TASK REQUIREMENTS: Give the material again in full, matching it exactly.

MATERIALS PROVIDED:

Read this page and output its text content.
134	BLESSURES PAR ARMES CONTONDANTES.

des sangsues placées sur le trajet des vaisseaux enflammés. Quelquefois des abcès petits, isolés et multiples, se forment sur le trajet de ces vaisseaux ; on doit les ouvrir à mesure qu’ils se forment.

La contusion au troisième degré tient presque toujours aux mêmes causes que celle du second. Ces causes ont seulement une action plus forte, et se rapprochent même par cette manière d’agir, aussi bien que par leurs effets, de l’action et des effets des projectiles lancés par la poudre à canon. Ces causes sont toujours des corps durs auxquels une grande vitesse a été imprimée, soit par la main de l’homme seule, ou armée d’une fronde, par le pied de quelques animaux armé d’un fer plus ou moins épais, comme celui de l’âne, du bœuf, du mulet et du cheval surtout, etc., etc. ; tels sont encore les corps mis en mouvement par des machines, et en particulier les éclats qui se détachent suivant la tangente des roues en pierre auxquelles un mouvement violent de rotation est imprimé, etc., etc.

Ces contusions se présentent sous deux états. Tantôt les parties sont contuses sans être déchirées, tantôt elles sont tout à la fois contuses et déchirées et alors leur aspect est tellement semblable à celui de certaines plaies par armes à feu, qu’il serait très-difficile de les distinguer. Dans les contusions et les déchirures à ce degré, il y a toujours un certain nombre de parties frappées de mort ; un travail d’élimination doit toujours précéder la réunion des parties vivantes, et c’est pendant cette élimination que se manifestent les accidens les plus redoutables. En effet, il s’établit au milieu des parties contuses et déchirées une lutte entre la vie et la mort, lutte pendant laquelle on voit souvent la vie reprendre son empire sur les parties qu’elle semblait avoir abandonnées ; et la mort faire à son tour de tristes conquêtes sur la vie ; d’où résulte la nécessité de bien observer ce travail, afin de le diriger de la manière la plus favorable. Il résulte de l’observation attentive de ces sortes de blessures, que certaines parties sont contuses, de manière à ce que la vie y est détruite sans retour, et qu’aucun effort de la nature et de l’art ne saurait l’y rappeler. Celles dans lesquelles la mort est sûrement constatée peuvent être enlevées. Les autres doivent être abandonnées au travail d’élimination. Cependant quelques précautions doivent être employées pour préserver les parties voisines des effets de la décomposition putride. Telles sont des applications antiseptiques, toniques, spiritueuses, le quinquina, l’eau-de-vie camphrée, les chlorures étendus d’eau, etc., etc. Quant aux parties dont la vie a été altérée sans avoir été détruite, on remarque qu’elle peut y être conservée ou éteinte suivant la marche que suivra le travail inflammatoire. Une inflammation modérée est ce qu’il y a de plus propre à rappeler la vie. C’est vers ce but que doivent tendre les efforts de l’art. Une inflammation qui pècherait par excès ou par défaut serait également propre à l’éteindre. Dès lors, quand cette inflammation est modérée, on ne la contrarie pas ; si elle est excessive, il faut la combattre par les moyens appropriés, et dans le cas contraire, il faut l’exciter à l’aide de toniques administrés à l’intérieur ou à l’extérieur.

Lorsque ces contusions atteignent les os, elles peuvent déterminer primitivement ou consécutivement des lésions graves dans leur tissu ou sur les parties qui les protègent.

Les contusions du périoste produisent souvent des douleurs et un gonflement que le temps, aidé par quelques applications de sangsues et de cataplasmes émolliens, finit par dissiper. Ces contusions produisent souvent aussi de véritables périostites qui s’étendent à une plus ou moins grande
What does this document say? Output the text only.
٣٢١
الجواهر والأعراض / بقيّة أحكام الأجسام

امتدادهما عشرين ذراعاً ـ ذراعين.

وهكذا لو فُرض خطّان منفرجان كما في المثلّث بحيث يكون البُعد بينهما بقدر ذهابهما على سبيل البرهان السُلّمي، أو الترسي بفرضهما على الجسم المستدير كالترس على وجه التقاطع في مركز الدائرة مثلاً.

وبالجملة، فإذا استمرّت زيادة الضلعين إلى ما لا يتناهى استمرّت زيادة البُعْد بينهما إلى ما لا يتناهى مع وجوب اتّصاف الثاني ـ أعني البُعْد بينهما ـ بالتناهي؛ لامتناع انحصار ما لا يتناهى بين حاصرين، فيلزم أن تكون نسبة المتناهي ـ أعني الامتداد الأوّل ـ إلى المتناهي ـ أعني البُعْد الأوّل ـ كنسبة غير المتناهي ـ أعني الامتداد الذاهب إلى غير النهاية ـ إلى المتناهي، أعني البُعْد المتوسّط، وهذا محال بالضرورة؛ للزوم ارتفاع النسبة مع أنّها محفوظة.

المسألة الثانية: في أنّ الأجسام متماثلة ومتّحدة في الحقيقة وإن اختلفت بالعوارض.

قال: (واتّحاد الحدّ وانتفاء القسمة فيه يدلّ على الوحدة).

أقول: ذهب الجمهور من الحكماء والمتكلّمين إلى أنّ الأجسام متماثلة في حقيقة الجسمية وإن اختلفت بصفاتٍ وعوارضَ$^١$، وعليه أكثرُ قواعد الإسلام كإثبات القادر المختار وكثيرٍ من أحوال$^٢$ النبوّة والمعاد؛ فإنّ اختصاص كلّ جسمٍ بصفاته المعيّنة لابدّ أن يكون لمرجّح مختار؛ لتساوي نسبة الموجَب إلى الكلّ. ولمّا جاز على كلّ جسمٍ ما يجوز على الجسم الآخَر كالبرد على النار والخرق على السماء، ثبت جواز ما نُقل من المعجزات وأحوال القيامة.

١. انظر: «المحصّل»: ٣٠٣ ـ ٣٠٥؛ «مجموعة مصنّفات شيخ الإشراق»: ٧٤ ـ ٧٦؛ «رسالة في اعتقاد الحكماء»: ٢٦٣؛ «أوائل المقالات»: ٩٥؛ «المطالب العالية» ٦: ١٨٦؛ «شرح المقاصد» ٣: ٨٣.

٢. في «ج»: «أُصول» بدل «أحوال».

COMPLETED TASK:
Read this page and output its text content.
134	BLESSURES PAR ARMES CONTONDANTES.

des sangsues placées sur le trajet des vaisseaux enflammés. Quelquefois des abcès petits, isolés et multiples, se forment sur le trajet de ces vaisseaux ; on doit les ouvrir à mesure qu’ils se forment.

La contusion au troisième degré tient presque toujours aux mêmes causes que celle du second. Ces causes ont seulement une action plus forte, et se rapprochent même par cette manière d’agir, aussi bien que par leurs effets, de l’action et des effets des projectiles lancés par la poudre à canon. Ces causes sont toujours des corps durs auxquels une grande vitesse a été imprimée, soit par la main de l’homme seule, ou armée d’une fronde, par le pied de quelques animaux armé d’un fer plus ou moins épais, comme celui de l’âne, du bœuf, du mulet et du cheval surtout, etc., etc. ; tels sont encore les corps mis en mouvement par des machines, et en particulier les éclats qui se détachent suivant la tangente des roues en pierre auxquelles un mouvement violent de rotation est imprimé, etc., etc.

Ces contusions se présentent sous deux états. Tantôt les parties sont contuses sans être déchirées, tantôt elles sont tout à la fois contuses et déchirées et alors leur aspect est tellement semblable à celui de certaines plaies par armes à feu, qu’il serait très-difficile de les distinguer. Dans les contusions et les déchirures à ce degré, il y a toujours un certain nombre de parties frappées de mort ; un travail d’élimination doit toujours précéder la réunion des parties vivantes, et c’est pendant cette élimination que se manifestent les accidens les plus redoutables. En effet, il s’établit au milieu des parties contuses et déchirées une lutte entre la vie et la mort, lutte pendant laquelle on voit souvent la vie reprendre son empire sur les parties qu’elle semblait avoir abandonnées ; et la mort faire à son tour de tristes conquêtes sur la vie ; d’où résulte la nécessité de bien observer ce travail, afin de le diriger de la manière la plus favorable. Il résulte de l’observation attentive de ces sortes de blessures, que certaines parties sont contuses, de manière à ce que la vie y est détruite sans retour, et qu’aucun effort de la nature et de l’art ne saurait l’y rappeler. Celles dans lesquelles la mort est sûrement constatée peuvent être enlevées. Les autres doivent être abandonnées au travail d’élimination. Cependant quelques précautions doivent être employées pour préserver les parties voisines des effets de la décomposition putride. Telles sont des applications antiseptiques, toniques, spiritueuses, le quinquina, l’eau-de-vie camphrée, les chlorures étendus d’eau, etc., etc. Quant aux parties dont la vie a été altérée sans avoir été détruite, on remarque qu’elle peut y être conservée ou éteinte suivant la marche que suivra le travail inflammatoire. Une inflammation modérée est ce qu’il y a de plus propre à rappeler la vie. C’est vers ce but que doivent tendre les efforts de l’art. Une inflammation qui pècherait par excès ou par défaut serait également propre à l’éteindre. Dès lors, quand cette inflammation est modérée, on ne la contrarie pas ; si elle est excessive, il faut la combattre par les moyens appropriés, et dans le cas contraire, il faut l’exciter à l’aide de toniques administrés à l’intérieur ou à l’extérieur.

Lorsque ces contusions atteignent les os, elles peuvent déterminer primitivement ou consécutivement des lésions graves dans leur tissu ou sur les parties qui les protègent.

Les contusions du périoste produisent souvent des douleurs et un gonflement que le temps, aidé par quelques applications de sangsues et de cataplasmes émolliens, finit par dissiper. Ces contusions produisent souvent aussi de véritables périostites qui s’étendent à une plus ou moins grande
What does this document say? Output the text only.
٣٢١
الجواهر والأعراض / بقيّة أحكام الأجسام

امتدادهما عشرين ذراعاً ـ ذراعين.

وهكذا لو فُرض خطّان منفرجان كما في المثلّث بحيث يكون البُعد بينهما بقدر ذهابهما على سبيل البرهان السُلّمي، أو الترسي بفرضهما على الجسم المستدير كالترس على وجه التقاطع في مركز الدائرة مثلاً.

وبالجملة، فإذا استمرّت زيادة الضلعين إلى ما لا يتناهى استمرّت زيادة البُعْد بينهما إلى ما لا يتناهى مع وجوب اتّصاف الثاني ـ أعني البُعْد بينهما ـ بالتناهي؛ لامتناع انحصار ما لا يتناهى بين حاصرين، فيلزم أن تكون نسبة المتناهي ـ أعني الامتداد الأوّل ـ إلى المتناهي ـ أعني البُعْد الأوّل ـ كنسبة غير المتناهي ـ أعني الامتداد الذاهب إلى غير النهاية ـ إلى المتناهي، أعني البُعْد المتوسّط، وهذا محال بالضرورة؛ للزوم ارتفاع النسبة مع أنّها محفوظة.

المسألة الثانية: في أنّ الأجسام متماثلة ومتّحدة في الحقيقة وإن اختلفت بالعوارض.

قال: (واتّحاد الحدّ وانتفاء القسمة فيه يدلّ على الوحدة).

أقول: ذهب الجمهور من الحكماء والمتكلّمين إلى أنّ الأجسام متماثلة في حقيقة الجسمية وإن اختلفت بصفاتٍ وعوارضَ$^١$، وعليه أكثرُ قواعد الإسلام كإثبات القادر المختار وكثيرٍ من أحوال$^٢$ النبوّة والمعاد؛ فإنّ اختصاص كلّ جسمٍ بصفاته المعيّنة لابدّ أن يكون لمرجّح مختار؛ لتساوي نسبة الموجَب إلى الكلّ. ولمّا جاز على كلّ جسمٍ ما يجوز على الجسم الآخَر كالبرد على النار والخرق على السماء، ثبت جواز ما نُقل من المعجزات وأحوال القيامة.

١. انظر: «المحصّل»: ٣٠٣ ـ ٣٠٥؛ «مجموعة مصنّفات شيخ الإشراق»: ٧٤ ـ ٧٦؛ «رسالة في اعتقاد الحكماء»: ٢٦٣؛ «أوائل المقالات»: ٩٥؛ «المطالب العالية» ٦: ١٨٦؛ «شرح المقاصد» ٣: ٨٣.

٢. في «ج»: «أُصول» بدل «أحوال».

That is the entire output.